- [GIVEN REQUEST]
From the line containing "Read this page and output its text content." down to the last line of the material, return those lines verbatim and only those.

(Some records)
---------------

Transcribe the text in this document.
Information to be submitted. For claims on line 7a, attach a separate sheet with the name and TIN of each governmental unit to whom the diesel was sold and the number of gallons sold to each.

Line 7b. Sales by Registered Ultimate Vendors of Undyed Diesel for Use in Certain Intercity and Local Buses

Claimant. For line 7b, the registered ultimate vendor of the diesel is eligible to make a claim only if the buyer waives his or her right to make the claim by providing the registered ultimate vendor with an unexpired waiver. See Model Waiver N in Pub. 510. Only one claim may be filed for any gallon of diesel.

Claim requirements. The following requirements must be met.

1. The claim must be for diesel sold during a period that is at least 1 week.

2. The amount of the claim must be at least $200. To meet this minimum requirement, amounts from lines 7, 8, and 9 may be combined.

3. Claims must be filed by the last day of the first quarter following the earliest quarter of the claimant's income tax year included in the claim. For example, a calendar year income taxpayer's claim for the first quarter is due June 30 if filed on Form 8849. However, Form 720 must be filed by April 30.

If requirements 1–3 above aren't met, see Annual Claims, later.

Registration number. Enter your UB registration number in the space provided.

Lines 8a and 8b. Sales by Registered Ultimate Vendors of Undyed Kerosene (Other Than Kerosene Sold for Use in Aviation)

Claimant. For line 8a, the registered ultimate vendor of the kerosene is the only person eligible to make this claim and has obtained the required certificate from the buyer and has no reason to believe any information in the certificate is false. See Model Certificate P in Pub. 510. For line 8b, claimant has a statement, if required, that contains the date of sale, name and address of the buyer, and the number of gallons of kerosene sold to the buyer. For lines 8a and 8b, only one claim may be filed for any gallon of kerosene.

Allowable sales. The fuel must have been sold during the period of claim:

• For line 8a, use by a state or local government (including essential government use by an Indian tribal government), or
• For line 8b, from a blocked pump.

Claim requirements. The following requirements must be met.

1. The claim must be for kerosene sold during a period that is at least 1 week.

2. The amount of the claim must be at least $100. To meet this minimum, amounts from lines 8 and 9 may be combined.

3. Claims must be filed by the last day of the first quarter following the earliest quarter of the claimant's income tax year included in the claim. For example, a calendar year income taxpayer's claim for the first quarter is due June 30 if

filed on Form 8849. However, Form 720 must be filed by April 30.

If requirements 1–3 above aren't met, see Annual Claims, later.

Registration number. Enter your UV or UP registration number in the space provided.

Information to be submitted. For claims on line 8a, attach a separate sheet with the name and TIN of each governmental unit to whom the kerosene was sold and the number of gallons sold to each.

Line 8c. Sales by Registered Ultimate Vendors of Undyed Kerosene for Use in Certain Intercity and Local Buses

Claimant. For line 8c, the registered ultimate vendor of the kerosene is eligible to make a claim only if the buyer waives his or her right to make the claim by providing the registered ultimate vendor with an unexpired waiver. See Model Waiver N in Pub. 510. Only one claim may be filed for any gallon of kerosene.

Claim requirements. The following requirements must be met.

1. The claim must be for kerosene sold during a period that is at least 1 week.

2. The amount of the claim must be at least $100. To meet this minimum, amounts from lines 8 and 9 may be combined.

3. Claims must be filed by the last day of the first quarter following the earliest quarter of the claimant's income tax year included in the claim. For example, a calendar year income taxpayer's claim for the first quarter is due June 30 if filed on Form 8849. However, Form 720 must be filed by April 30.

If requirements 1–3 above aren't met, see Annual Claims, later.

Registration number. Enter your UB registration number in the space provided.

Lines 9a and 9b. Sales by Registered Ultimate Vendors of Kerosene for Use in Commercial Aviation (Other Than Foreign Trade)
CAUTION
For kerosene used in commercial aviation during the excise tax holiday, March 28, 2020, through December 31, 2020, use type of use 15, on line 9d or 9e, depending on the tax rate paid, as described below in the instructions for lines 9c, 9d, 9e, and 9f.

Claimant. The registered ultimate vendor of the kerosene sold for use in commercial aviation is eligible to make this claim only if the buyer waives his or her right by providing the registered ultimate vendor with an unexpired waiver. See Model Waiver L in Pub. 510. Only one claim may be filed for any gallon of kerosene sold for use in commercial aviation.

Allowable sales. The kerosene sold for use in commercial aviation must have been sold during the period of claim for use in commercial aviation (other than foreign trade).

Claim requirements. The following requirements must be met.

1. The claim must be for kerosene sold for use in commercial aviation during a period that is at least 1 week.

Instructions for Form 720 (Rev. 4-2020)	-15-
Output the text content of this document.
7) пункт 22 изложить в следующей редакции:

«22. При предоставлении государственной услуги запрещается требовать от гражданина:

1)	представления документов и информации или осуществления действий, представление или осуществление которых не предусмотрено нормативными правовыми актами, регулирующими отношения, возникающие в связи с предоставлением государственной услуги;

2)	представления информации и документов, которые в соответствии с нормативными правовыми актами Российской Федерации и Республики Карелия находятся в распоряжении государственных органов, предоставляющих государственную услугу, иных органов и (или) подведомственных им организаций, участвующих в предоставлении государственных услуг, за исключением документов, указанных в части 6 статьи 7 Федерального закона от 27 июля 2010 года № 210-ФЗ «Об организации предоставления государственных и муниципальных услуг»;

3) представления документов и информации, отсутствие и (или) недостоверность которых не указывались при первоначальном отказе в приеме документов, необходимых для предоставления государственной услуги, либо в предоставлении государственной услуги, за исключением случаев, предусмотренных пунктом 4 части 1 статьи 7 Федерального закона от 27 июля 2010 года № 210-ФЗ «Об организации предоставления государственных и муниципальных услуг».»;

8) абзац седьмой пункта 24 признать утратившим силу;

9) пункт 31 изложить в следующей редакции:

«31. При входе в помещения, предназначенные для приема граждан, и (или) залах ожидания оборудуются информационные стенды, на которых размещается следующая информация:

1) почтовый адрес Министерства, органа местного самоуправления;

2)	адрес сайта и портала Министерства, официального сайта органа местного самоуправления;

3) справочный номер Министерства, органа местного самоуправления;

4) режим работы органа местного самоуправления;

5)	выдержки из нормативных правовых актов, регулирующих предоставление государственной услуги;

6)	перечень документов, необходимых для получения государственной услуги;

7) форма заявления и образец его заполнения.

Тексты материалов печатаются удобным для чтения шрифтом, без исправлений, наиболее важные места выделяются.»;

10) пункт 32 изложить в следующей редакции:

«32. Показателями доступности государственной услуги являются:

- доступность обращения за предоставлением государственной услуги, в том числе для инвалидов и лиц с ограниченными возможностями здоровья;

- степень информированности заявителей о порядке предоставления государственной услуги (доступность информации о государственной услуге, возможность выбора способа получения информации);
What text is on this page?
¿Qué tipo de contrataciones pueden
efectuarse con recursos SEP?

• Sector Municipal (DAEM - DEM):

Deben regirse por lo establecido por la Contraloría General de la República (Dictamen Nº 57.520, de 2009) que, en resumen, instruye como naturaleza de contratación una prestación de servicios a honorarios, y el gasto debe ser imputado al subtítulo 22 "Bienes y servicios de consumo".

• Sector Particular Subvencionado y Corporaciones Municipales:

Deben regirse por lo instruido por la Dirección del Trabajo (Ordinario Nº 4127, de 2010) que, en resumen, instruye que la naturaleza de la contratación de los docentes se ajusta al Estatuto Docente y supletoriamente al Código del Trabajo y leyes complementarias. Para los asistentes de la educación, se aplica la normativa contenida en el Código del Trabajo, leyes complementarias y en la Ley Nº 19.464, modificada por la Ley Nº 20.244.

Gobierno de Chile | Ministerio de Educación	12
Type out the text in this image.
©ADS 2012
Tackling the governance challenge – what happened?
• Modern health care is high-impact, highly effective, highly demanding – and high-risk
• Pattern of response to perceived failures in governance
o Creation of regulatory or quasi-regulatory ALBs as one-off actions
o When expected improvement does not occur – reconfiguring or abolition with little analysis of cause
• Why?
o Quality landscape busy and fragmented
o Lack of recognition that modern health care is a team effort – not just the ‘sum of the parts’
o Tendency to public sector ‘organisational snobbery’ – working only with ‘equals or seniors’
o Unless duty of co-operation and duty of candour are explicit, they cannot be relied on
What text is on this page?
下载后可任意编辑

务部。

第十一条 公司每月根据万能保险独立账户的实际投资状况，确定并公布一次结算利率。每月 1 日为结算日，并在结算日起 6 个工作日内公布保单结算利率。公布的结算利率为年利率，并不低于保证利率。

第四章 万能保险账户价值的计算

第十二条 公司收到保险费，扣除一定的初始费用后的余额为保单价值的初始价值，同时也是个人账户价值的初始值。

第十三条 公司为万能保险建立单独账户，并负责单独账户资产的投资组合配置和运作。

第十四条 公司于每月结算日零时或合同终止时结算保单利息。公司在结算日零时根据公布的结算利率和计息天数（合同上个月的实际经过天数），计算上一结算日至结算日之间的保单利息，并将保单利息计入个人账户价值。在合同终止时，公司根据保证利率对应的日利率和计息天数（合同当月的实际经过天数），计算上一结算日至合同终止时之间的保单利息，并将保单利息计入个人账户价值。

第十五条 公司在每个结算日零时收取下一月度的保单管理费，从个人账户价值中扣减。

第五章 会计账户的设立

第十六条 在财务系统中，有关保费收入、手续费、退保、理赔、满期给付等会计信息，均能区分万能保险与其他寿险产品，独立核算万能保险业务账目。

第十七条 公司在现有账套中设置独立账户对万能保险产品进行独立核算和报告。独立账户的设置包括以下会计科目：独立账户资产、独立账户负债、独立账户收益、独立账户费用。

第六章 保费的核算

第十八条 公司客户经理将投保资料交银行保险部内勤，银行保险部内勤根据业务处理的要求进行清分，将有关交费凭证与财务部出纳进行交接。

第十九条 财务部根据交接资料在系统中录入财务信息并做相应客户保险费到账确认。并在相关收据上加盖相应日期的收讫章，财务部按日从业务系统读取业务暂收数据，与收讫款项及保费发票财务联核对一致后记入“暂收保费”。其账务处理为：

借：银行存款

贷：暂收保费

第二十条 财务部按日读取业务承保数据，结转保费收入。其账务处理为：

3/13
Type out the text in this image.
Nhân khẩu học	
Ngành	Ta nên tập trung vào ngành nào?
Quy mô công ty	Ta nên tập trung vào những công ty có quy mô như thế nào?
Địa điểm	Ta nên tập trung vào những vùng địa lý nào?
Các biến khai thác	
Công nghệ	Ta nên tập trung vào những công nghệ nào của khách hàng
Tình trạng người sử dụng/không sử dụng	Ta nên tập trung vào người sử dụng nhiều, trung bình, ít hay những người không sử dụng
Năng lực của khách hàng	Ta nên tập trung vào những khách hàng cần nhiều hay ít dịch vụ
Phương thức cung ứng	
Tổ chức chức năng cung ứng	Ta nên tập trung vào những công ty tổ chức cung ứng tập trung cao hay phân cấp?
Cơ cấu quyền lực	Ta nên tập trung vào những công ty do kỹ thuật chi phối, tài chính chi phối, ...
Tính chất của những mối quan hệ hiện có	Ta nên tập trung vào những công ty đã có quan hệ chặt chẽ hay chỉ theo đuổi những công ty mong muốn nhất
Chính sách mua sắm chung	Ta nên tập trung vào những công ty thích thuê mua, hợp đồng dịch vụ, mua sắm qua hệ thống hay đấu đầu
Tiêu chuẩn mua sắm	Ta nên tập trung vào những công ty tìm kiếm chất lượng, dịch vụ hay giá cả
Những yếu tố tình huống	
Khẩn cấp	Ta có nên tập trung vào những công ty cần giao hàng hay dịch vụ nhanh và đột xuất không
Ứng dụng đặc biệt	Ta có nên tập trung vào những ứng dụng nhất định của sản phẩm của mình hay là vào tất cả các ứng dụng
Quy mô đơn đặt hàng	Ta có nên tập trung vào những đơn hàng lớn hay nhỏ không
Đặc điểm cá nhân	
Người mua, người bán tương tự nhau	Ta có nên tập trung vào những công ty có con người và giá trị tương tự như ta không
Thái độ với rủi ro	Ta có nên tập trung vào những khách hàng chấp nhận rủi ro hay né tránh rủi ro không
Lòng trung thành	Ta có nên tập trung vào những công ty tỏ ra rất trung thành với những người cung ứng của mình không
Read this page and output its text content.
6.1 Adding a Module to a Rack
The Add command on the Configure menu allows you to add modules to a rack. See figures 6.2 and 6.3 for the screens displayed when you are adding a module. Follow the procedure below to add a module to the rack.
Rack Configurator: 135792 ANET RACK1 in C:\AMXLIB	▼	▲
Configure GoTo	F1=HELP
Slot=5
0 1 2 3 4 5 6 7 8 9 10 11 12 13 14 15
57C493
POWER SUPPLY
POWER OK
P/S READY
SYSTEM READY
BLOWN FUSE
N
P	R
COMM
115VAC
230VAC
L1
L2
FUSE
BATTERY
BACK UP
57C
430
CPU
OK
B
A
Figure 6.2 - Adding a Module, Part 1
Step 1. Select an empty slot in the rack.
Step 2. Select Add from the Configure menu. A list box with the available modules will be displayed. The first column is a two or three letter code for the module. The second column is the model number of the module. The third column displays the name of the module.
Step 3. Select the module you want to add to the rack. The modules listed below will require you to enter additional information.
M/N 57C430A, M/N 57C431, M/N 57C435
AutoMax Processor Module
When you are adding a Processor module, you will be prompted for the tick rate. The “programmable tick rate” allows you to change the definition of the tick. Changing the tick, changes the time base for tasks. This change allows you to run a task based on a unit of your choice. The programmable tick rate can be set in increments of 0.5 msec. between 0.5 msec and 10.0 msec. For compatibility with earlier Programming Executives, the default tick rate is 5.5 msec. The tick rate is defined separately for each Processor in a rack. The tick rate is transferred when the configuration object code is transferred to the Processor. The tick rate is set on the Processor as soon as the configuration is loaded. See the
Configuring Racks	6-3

---------------

- [WRITTEN SOLUTION]
Read this page and output its text content.
6.1 Adding a Module to a Rack
The Add command on the Configure menu allows you to add modules to a rack. See figures 6.2 and 6.3 for the screens displayed when you are adding a module. Follow the procedure below to add a module to the rack.
Rack Configurator: 135792 ANET RACK1 in C:\AMXLIB	▼	▲
Configure GoTo	F1=HELP
Slot=5
0 1 2 3 4 5 6 7 8 9 10 11 12 13 14 15
57C493
POWER SUPPLY
POWER OK
P/S READY
SYSTEM READY
BLOWN FUSE
N
P	R
COMM
115VAC
230VAC
L1
L2
FUSE
BATTERY
BACK UP
57C
430
CPU
OK
B
A
Figure 6.2 - Adding a Module, Part 1
Step 1. Select an empty slot in the rack.
Step 2. Select Add from the Configure menu. A list box with the available modules will be displayed. The first column is a two or three letter code for the module. The second column is the model number of the module. The third column displays the name of the module.
Step 3. Select the module you want to add to the rack. The modules listed below will require you to enter additional information.
M/N 57C430A, M/N 57C431, M/N 57C435
AutoMax Processor Module
When you are adding a Processor module, you will be prompted for the tick rate. The “programmable tick rate” allows you to change the definition of the tick. Changing the tick, changes the time base for tasks. This change allows you to run a task based on a unit of your choice. The programmable tick rate can be set in increments of 0.5 msec. between 0.5 msec and 10.0 msec. For compatibility with earlier Programming Executives, the default tick rate is 5.5 msec. The tick rate is defined separately for each Processor in a rack. The tick rate is transferred when the configuration object code is transferred to the Processor. The tick rate is set on the Processor as soon as the configuration is loaded. See the
Configuring Racks	6-3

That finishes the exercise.